(PROBLEM STATEMENT) Read the lines that follow and pick out every one containing the word "verses".

======== TASK MATERIAL ========

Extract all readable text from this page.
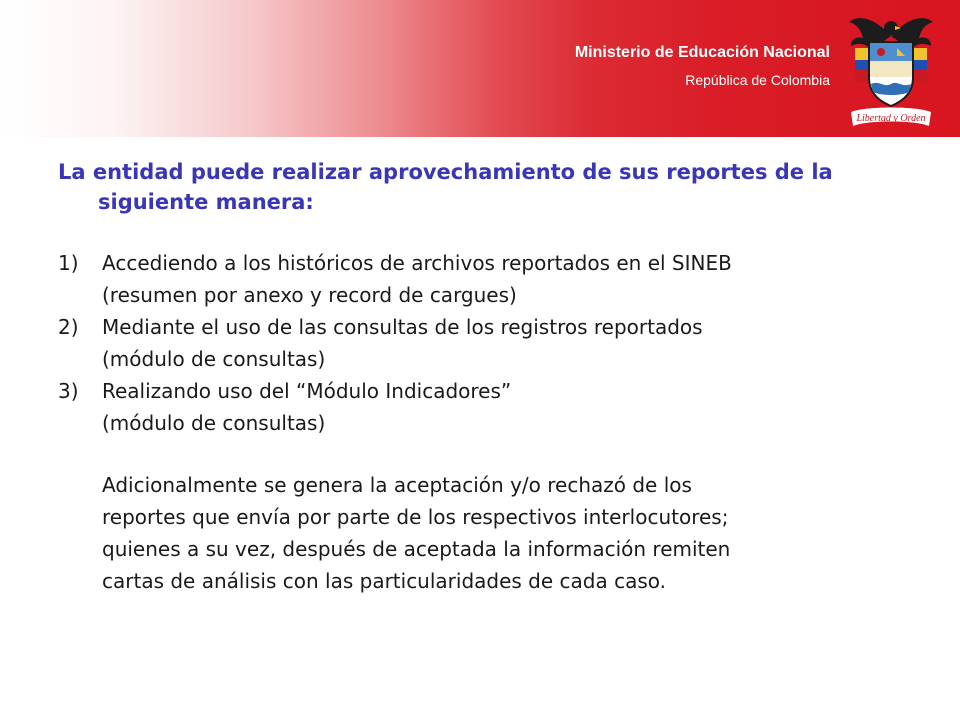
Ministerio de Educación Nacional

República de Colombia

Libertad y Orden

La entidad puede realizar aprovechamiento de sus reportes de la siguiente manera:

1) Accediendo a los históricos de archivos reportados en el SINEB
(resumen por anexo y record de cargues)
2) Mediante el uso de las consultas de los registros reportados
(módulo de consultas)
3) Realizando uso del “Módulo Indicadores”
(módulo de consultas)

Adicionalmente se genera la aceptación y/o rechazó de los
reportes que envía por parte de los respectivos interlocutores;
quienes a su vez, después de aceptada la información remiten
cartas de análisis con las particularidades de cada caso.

========
======== TASK MATERIAL ========

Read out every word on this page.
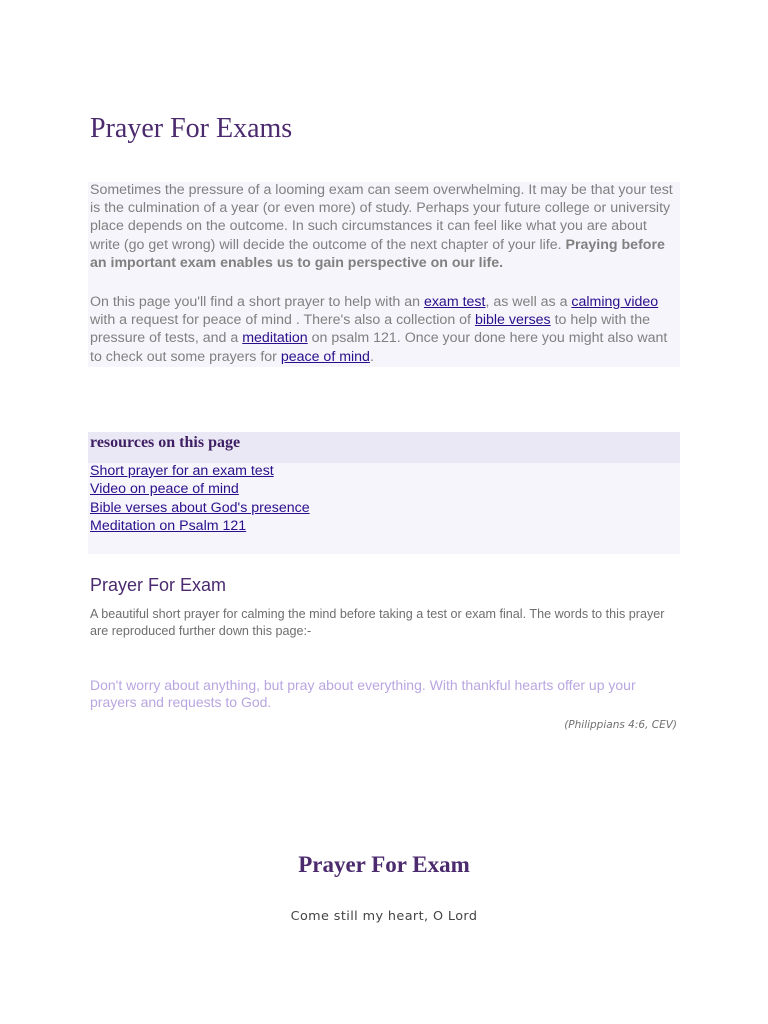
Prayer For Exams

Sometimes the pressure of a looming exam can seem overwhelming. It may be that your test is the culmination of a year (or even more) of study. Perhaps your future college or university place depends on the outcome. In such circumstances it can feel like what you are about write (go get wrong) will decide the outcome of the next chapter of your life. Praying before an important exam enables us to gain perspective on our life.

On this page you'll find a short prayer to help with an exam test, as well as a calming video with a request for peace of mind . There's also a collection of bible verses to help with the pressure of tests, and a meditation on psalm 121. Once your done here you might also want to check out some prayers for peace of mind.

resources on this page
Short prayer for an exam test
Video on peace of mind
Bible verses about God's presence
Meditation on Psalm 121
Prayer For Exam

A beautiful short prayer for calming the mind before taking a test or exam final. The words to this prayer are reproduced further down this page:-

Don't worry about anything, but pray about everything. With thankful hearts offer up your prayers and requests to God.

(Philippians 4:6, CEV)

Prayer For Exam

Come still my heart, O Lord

========

(TASK SOLUTION)
On this page you'll find a short prayer to help with an exam test, as well as a calming video with a request for peace of mind . There's also a collection of bible verses to help with the pressure of tests, and a meditation on psalm 121. Once your done here you might also want to check out some prayers for peace of mind.
Bible verses about God's presence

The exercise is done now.